Record extracts –
** START **
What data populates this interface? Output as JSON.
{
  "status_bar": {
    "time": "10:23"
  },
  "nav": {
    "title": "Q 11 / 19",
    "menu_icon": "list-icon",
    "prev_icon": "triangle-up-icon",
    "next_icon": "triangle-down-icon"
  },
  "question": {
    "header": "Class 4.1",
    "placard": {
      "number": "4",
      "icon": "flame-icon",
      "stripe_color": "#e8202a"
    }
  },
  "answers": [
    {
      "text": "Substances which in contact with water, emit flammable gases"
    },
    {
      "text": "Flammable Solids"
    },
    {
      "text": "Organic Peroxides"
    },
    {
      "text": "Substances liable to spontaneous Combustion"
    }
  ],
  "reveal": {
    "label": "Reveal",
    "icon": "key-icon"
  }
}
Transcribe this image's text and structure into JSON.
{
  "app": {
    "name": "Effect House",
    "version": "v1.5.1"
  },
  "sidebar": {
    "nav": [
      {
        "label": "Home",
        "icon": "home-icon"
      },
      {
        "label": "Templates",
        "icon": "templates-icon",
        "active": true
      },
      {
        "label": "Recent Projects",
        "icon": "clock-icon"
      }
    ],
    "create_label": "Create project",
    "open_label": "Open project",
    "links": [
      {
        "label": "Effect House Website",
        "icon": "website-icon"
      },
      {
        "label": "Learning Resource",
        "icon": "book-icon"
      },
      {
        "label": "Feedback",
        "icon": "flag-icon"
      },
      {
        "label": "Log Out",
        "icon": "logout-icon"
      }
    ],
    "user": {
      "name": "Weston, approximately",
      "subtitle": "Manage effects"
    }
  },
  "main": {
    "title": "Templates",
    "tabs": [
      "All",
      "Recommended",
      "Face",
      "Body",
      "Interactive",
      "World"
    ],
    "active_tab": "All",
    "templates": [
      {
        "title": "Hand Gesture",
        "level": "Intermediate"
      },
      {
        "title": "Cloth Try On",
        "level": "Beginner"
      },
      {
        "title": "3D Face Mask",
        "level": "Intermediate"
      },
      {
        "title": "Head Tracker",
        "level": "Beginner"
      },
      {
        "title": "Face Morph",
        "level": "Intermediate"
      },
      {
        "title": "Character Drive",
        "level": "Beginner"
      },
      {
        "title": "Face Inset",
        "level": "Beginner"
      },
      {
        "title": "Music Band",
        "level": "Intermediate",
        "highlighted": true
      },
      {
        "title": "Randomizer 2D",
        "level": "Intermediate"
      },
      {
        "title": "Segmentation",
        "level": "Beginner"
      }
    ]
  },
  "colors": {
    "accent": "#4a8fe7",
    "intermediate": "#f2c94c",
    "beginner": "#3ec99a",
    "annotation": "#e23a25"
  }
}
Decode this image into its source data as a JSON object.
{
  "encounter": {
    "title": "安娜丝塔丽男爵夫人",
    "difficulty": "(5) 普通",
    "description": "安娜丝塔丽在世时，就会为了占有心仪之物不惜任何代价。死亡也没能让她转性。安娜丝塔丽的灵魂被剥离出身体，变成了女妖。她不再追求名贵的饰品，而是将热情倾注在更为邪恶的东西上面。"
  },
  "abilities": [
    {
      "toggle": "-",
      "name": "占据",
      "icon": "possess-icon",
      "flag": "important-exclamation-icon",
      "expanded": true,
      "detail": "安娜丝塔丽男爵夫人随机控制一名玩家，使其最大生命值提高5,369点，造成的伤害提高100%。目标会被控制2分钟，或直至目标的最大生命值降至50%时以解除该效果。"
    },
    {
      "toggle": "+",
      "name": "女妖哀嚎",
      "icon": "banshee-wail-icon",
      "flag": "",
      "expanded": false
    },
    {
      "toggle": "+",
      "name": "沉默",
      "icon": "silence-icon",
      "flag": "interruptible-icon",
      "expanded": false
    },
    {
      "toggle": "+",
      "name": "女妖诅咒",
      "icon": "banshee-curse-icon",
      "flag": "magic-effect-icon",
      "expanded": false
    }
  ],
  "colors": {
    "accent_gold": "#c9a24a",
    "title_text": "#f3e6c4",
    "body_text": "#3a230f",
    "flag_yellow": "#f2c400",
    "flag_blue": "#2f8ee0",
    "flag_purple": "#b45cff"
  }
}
** END **
** START **
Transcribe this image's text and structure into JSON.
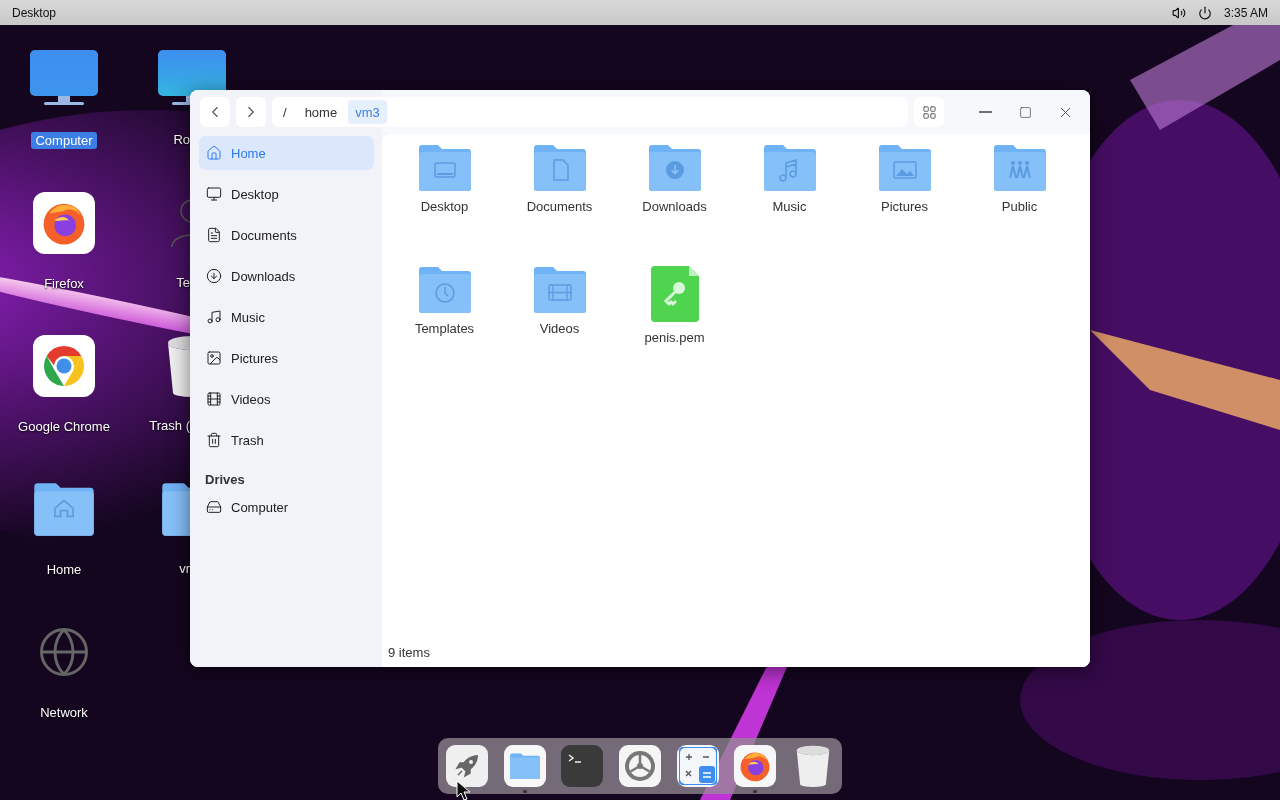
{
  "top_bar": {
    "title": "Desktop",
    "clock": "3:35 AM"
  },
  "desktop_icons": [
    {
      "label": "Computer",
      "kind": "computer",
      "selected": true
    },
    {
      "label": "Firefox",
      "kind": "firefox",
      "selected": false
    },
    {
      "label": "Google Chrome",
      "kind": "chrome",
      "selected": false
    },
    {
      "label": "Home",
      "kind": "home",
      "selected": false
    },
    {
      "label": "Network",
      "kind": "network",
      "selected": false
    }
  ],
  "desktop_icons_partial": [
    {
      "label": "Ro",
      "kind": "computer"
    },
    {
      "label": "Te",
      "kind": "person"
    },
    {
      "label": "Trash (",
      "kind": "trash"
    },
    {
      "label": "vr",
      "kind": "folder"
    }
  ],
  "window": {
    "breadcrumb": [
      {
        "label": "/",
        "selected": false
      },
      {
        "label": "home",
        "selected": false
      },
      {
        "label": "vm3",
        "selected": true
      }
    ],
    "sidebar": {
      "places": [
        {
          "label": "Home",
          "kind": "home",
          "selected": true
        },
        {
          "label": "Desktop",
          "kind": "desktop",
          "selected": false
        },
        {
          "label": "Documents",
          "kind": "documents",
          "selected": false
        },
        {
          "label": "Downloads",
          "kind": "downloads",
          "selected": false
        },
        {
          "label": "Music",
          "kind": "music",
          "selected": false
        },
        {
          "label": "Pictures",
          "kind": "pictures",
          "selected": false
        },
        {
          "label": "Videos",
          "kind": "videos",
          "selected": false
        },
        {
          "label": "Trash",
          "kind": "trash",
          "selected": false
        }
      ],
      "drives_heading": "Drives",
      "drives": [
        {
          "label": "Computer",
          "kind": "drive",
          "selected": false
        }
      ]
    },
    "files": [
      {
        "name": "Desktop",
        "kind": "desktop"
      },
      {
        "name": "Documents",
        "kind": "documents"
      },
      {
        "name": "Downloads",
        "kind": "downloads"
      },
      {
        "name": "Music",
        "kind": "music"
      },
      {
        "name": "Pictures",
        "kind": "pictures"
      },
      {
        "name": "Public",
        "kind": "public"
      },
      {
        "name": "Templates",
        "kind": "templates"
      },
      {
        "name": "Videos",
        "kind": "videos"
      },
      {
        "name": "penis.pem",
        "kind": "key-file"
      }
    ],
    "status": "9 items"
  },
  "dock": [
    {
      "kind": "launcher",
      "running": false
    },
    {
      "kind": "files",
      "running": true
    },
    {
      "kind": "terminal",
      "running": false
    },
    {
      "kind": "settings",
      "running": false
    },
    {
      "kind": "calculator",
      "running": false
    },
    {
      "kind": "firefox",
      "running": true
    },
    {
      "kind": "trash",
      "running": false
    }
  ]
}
** END **
Short task – Identify and copy lines that hold the string "this".

Answer to the problem –
What data populates this interface? Output as JSON.
Transcribe this image's text and structure into JSON.
Decode this image into its source data as a JSON object.
Transcribe this image's text and structure into JSON.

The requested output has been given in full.